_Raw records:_
>> Start

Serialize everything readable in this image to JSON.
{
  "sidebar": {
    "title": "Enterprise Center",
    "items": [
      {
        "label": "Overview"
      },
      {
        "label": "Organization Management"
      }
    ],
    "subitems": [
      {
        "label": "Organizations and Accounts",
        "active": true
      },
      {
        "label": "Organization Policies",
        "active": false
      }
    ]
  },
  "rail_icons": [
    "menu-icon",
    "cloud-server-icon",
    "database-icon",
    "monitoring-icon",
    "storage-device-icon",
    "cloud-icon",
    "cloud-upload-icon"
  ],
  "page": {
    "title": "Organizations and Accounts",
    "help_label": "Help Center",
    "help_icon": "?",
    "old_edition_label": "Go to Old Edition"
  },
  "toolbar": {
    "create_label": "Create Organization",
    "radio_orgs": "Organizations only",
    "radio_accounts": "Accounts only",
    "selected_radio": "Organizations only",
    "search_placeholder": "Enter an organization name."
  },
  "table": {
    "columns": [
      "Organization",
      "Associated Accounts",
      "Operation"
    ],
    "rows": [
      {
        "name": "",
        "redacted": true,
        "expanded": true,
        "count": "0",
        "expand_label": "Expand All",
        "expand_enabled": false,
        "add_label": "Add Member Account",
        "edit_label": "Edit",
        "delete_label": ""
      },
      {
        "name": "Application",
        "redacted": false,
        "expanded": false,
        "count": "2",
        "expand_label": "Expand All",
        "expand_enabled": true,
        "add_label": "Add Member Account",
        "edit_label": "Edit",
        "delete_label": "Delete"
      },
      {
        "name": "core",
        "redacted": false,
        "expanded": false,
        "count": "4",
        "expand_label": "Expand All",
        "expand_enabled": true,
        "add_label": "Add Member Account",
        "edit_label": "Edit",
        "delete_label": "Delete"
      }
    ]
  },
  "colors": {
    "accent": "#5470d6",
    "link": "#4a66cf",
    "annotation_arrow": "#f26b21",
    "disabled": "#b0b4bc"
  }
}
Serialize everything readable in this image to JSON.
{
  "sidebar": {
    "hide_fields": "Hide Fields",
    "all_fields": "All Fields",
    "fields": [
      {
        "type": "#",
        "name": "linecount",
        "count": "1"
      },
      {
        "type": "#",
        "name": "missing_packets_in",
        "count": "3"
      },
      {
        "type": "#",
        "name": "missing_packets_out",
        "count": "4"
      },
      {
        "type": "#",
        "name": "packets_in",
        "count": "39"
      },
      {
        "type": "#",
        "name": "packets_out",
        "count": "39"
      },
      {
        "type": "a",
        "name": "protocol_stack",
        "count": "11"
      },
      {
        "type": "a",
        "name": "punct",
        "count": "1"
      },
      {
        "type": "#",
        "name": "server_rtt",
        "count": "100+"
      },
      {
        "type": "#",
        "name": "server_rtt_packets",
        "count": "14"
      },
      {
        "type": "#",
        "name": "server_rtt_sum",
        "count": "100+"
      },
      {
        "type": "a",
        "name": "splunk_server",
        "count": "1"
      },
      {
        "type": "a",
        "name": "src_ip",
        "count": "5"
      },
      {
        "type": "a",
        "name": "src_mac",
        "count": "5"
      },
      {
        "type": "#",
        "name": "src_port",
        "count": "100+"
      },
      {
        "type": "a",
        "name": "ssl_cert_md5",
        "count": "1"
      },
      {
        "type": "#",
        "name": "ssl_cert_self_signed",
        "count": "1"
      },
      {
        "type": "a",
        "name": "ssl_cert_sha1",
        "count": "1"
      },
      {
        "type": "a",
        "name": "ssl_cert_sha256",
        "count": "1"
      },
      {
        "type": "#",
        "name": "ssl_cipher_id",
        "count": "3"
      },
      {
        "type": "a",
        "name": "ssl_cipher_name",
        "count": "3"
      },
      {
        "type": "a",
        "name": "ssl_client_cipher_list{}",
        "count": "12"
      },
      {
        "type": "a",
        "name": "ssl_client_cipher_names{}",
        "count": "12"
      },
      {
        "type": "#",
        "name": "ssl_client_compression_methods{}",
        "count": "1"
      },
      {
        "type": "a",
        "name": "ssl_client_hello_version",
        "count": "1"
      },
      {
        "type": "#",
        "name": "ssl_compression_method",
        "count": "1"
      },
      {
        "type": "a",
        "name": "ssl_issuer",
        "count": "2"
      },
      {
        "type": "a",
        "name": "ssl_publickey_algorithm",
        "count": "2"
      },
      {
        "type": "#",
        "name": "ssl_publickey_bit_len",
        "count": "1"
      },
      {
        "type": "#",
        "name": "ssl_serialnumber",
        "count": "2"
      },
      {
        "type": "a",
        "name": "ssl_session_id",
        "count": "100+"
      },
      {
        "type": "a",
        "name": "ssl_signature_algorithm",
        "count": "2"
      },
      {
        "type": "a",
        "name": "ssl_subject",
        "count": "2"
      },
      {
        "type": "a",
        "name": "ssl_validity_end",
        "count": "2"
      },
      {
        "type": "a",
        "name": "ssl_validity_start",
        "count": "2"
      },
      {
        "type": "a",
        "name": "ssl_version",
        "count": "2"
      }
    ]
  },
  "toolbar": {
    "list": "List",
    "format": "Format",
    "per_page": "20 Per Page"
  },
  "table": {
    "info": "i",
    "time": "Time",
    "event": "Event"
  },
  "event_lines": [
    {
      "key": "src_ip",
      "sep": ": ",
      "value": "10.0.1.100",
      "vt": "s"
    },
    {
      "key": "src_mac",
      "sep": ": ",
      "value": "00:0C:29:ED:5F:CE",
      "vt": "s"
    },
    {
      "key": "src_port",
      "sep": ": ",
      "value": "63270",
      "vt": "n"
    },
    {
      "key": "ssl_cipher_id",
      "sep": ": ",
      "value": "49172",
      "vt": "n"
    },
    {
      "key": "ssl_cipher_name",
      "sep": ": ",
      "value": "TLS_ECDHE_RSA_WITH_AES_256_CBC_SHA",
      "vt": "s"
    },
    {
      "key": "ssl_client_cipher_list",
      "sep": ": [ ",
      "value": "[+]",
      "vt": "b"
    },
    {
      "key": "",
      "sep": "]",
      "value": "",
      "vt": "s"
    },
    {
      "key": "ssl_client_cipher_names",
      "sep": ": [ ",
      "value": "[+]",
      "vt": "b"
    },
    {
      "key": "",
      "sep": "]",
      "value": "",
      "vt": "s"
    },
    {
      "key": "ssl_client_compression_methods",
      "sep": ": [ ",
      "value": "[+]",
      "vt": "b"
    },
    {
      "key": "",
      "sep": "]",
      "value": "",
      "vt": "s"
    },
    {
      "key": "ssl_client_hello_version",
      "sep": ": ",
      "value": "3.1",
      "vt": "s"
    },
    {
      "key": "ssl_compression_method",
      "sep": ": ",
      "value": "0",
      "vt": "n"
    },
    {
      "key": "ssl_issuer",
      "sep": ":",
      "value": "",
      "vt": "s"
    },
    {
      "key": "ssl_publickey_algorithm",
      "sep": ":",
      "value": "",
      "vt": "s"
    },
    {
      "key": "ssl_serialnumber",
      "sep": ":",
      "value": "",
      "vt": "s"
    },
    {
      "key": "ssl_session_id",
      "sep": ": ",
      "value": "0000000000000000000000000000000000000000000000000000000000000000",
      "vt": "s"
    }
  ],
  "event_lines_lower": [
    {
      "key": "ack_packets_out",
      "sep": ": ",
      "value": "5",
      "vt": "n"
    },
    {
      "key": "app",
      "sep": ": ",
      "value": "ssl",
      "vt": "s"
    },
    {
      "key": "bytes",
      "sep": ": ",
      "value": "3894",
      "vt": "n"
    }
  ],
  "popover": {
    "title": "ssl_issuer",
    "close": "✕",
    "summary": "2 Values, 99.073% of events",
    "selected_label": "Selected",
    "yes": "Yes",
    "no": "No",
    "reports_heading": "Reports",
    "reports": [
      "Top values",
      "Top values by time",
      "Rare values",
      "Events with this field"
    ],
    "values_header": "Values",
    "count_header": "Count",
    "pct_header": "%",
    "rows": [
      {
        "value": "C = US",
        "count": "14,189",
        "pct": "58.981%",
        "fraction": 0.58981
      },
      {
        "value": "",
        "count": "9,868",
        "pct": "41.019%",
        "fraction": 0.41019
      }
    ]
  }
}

>> End

_What you will do:_ Filter out all lines lacking the word "Organizations" and copy the rest.

_Output of the exercise:_
        "label": "Organizations and Accounts",
    "title": "Organizations and Accounts",
    "radio_orgs": "Organizations only",
    "selected_radio": "Organizations only",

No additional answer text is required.